REQUIRED TASK.
Look through the records below, count the lines with the word "title", and reply with only the number.
begin INPUT DATA
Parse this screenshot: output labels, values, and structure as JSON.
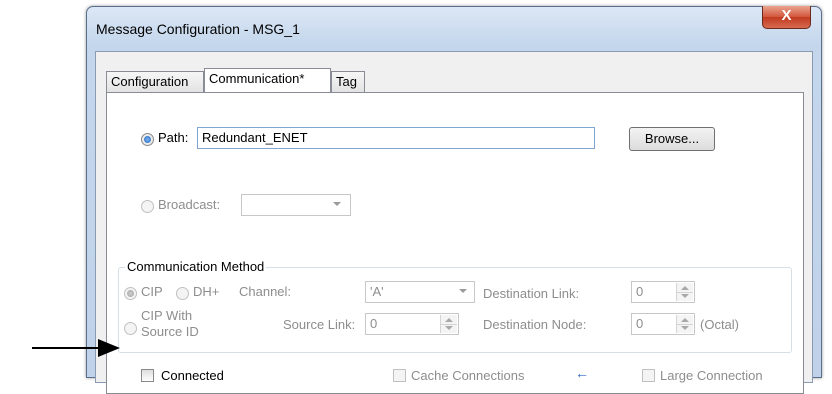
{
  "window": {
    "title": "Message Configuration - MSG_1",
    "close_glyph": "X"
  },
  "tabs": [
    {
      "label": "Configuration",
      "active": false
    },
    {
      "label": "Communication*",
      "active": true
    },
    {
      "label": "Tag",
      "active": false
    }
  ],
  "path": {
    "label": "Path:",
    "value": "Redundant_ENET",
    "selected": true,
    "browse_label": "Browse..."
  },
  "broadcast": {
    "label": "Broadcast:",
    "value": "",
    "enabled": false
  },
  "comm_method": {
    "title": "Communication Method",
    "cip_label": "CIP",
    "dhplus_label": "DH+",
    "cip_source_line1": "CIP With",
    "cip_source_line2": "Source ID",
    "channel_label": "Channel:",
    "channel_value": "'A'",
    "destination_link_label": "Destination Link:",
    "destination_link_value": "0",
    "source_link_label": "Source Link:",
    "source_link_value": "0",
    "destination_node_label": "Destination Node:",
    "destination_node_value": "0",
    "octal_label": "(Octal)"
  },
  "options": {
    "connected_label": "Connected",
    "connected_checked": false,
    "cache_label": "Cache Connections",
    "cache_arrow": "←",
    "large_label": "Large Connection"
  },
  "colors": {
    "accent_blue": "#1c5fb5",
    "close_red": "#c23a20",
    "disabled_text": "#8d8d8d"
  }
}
end INPUT DATA
SOLUTION.
2